:: Input data ::

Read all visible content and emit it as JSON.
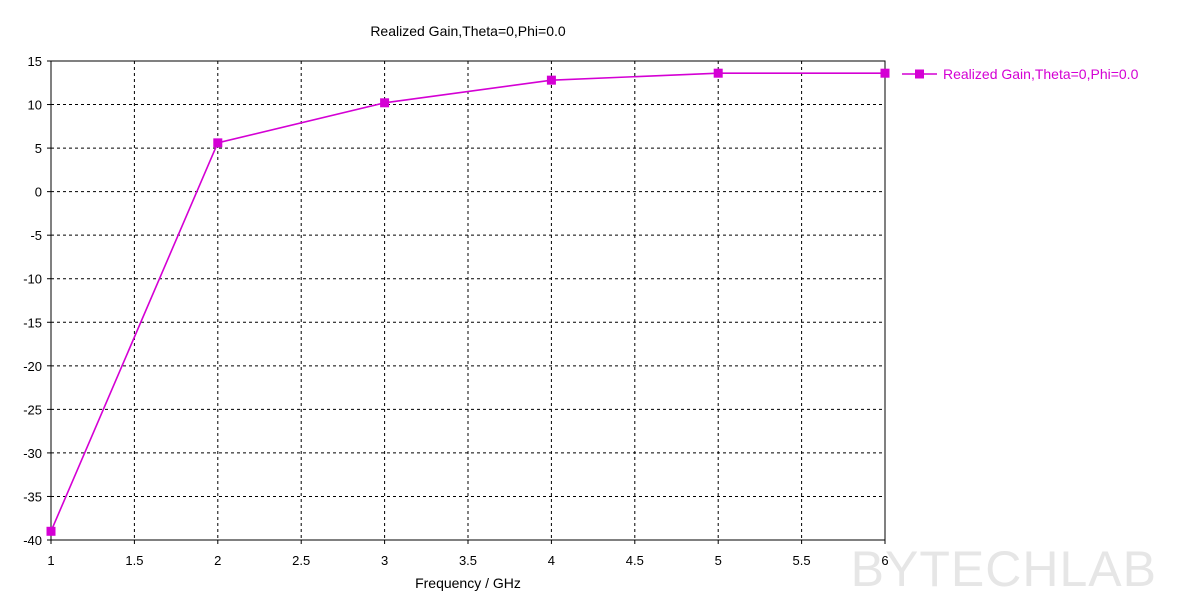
{
  "chart_data": {
    "type": "line",
    "title": "Realized Gain,Theta=0,Phi=0.0",
    "xlabel": "Frequency / GHz",
    "ylabel": "",
    "xlim": [
      1,
      6
    ],
    "ylim": [
      -40,
      15
    ],
    "x_ticks": [
      1,
      1.5,
      2,
      2.5,
      3,
      3.5,
      4,
      4.5,
      5,
      5.5,
      6
    ],
    "y_ticks": [
      15,
      10,
      5,
      0,
      -5,
      -10,
      -15,
      -20,
      -25,
      -30,
      -35,
      -40
    ],
    "grid": true,
    "legend_position": "right",
    "series": [
      {
        "name": "Realized Gain,Theta=0,Phi=0.0",
        "color": "#d400d4",
        "marker": "square",
        "x": [
          1,
          2,
          3,
          4,
          5,
          6
        ],
        "y": [
          -39,
          5.6,
          10.2,
          12.8,
          13.6,
          13.6
        ]
      }
    ]
  },
  "watermark": "BYTECHLAB"
}
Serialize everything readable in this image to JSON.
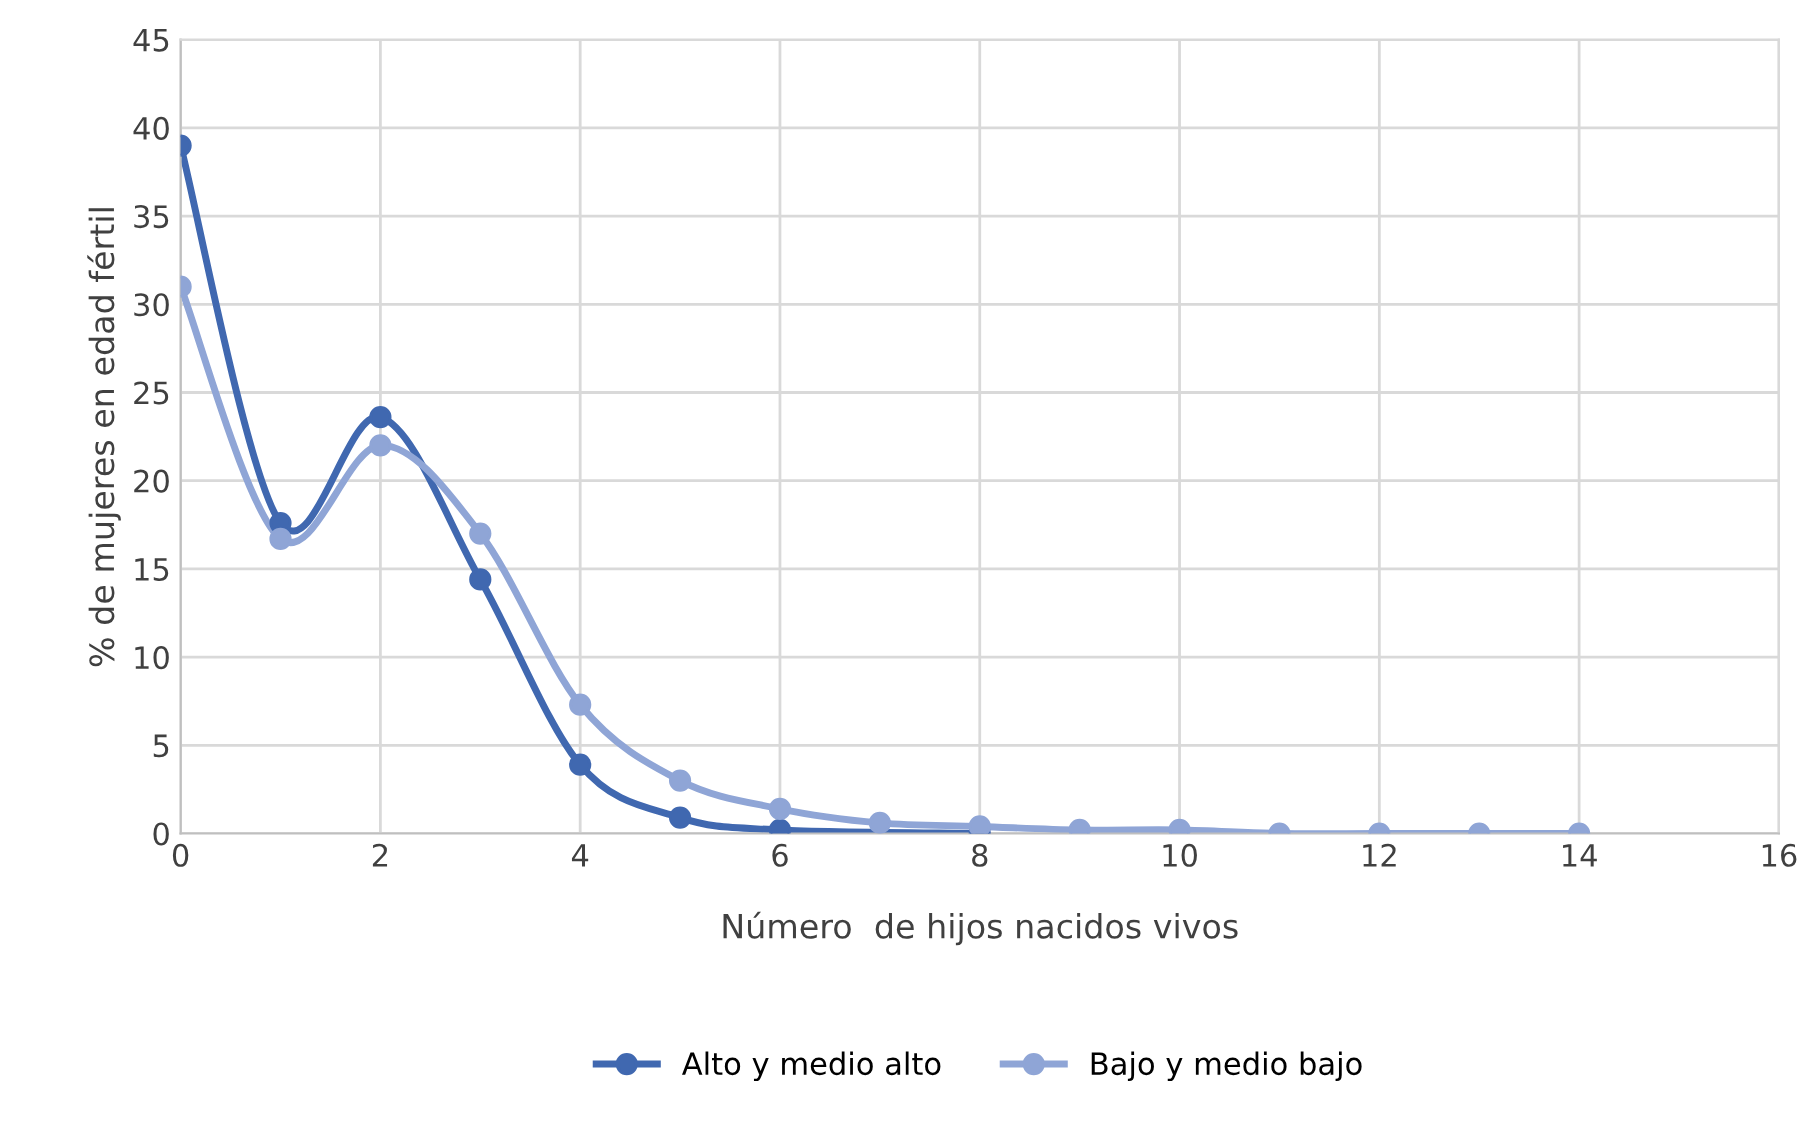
{
  "chart_data": {
    "type": "line",
    "xlabel": "Número  de hijos nacidos vivos",
    "ylabel": "% de mujeres en edad fértil",
    "series": [
      {
        "name": "Alto y medio alto",
        "color": "#4068b0",
        "x": [
          0,
          1,
          2,
          3,
          4,
          5,
          6,
          7,
          8
        ],
        "values": [
          39,
          17.6,
          23.6,
          14.4,
          3.9,
          0.9,
          0.2,
          null,
          0.0
        ]
      },
      {
        "name": "Bajo y medio bajo",
        "color": "#8fa5d6",
        "x": [
          0,
          1,
          2,
          3,
          4,
          5,
          6,
          7,
          8,
          9,
          10,
          11,
          12,
          13,
          14
        ],
        "values": [
          31,
          16.7,
          22,
          17,
          7.3,
          3,
          1.4,
          0.6,
          0.4,
          0.2,
          0.2,
          0,
          0,
          0,
          0
        ]
      }
    ],
    "xlim": [
      0,
      16
    ],
    "xticks": [
      0,
      2,
      4,
      6,
      8,
      10,
      12,
      14,
      16
    ],
    "ylim": [
      0,
      45
    ],
    "yticks": [
      0,
      5,
      10,
      15,
      20,
      25,
      30,
      35,
      40,
      45
    ],
    "grid": true,
    "legend": "bottom",
    "marker": "circle",
    "line_style": "solid"
  }
}
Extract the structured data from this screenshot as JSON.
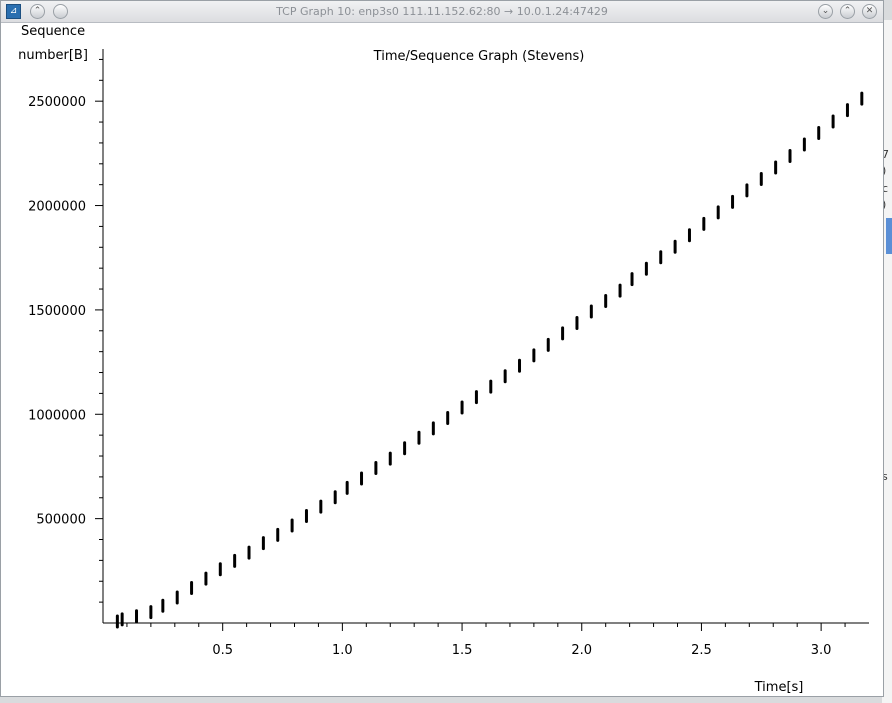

:::

**Set problem:** Output all of the records exactly as they appear above, but not the pictures.

**The output:**
Read all visible content and emit it as JSON.
{
  "chart_data": {
    "type": "line",
    "title": "Realized Gain,Theta=0,Phi=0.0",
    "xlabel": "Frequency / GHz",
    "ylabel": "",
    "xlim": [
      1,
      6
    ],
    "ylim": [
      -40,
      15
    ],
    "x_ticks": [
      1,
      1.5,
      2,
      2.5,
      3,
      3.5,
      4,
      4.5,
      5,
      5.5,
      6
    ],
    "y_ticks": [
      15,
      10,
      5,
      0,
      -5,
      -10,
      -15,
      -20,
      -25,
      -30,
      -35,
      -40
    ],
    "grid": true,
    "legend_position": "right",
    "series": [
      {
        "name": "Realized Gain,Theta=0,Phi=0.0",
        "color": "#d400d4",
        "marker": "square",
        "x": [
          1,
          2,
          3,
          4,
          5,
          6
        ],
        "y": [
          -39,
          5.6,
          10.2,
          12.8,
          13.6,
          13.6
        ]
      }
    ]
  },
  "watermark": "BYTECHLAB"
}
Serialize everything readable in this image to JSON.
{
  "chart_data": {
    "type": "line",
    "xlabel": "Número  de hijos nacidos vivos",
    "ylabel": "% de mujeres en edad fértil",
    "series": [
      {
        "name": "Alto y medio alto",
        "color": "#4068b0",
        "x": [
          0,
          1,
          2,
          3,
          4,
          5,
          6,
          7,
          8
        ],
        "values": [
          39,
          17.6,
          23.6,
          14.4,
          3.9,
          0.9,
          0.2,
          null,
          0.0
        ]
      },
      {
        "name": "Bajo y medio bajo",
        "color": "#8fa5d6",
        "x": [
          0,
          1,
          2,
          3,
          4,
          5,
          6,
          7,
          8,
          9,
          10,
          11,
          12,
          13,
          14
        ],
        "values": [
          31,
          16.7,
          22,
          17,
          7.3,
          3,
          1.4,
          0.6,
          0.4,
          0.2,
          0.2,
          0,
          0,
          0,
          0
        ]
      }
    ],
    "xlim": [
      0,
      16
    ],
    "xticks": [
      0,
      2,
      4,
      6,
      8,
      10,
      12,
      14,
      16
    ],
    "ylim": [
      0,
      45
    ],
    "yticks": [
      0,
      5,
      10,
      15,
      20,
      25,
      30,
      35,
      40,
      45
    ],
    "grid": true,
    "legend": "bottom",
    "marker": "circle",
    "line_style": "solid"
  }
}
Extract the structured data from this screenshot as JSON.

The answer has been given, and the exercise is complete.